▶ [YOUR OBJECTIVE]: Below are the records. Count the lines containing the string "守株待兔", and reply with the number alone.

=== DATA ENTRIES ===

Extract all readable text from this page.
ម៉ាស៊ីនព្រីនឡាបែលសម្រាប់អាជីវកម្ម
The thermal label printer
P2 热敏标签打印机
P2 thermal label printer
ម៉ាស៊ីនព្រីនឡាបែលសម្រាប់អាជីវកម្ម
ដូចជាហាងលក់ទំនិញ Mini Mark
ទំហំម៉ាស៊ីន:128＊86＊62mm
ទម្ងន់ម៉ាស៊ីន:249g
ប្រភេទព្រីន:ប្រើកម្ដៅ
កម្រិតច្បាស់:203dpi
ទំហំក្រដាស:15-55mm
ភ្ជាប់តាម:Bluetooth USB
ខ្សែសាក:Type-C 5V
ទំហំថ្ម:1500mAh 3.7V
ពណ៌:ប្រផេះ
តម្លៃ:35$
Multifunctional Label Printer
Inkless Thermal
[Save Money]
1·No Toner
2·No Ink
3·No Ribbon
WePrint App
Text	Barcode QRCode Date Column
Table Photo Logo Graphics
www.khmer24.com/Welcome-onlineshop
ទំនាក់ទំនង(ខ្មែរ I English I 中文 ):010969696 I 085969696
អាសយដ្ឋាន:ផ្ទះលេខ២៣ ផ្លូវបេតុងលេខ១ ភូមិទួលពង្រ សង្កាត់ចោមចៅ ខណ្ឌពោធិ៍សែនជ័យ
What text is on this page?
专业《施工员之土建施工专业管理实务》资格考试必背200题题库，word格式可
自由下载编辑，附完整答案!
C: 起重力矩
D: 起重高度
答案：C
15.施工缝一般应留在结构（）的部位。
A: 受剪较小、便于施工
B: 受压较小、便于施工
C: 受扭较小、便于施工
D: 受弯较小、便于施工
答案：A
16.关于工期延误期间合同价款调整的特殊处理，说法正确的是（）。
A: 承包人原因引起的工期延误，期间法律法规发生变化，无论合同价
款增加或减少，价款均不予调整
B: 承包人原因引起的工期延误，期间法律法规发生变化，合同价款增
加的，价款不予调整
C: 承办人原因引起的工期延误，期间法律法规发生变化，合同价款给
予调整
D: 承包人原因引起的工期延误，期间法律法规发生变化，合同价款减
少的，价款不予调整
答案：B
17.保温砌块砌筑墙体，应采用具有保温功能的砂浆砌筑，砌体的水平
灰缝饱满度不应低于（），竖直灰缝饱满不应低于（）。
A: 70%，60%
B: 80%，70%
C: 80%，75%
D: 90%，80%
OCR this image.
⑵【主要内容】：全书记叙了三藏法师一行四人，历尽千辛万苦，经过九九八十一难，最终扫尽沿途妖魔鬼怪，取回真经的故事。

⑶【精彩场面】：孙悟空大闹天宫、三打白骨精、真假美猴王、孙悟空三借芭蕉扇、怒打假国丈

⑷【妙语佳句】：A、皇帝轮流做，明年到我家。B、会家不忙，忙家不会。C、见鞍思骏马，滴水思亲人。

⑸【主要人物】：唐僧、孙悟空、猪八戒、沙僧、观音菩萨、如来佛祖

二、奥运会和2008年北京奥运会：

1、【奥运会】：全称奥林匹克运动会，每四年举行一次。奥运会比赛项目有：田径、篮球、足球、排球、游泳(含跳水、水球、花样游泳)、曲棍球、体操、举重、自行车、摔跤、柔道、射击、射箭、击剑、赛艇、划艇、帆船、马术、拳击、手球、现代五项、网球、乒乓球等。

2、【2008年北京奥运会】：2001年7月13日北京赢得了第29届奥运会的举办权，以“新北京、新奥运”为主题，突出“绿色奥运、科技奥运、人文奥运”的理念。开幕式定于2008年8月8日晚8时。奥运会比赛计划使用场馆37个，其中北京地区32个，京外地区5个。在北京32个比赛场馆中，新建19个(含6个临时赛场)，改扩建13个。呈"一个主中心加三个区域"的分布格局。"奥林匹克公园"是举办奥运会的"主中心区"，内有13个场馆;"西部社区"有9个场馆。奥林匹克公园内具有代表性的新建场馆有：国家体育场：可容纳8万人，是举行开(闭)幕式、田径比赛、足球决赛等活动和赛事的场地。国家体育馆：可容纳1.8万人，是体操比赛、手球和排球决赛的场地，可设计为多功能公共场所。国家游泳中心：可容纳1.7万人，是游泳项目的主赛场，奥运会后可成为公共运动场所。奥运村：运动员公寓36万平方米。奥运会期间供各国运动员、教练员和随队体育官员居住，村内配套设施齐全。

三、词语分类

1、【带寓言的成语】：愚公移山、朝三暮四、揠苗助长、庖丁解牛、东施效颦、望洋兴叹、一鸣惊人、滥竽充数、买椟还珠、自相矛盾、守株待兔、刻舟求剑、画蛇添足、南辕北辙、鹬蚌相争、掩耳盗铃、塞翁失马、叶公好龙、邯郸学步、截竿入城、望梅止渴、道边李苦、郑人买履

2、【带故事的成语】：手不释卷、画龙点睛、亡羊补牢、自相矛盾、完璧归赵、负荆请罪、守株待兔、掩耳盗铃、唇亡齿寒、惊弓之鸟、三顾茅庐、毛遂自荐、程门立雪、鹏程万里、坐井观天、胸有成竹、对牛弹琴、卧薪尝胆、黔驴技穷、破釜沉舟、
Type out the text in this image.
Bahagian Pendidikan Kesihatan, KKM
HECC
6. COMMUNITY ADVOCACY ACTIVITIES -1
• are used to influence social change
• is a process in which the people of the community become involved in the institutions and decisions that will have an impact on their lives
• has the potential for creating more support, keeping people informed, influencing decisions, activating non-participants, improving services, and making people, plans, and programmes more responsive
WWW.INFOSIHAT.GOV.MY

===

▶ [FULL ANSWER]: 2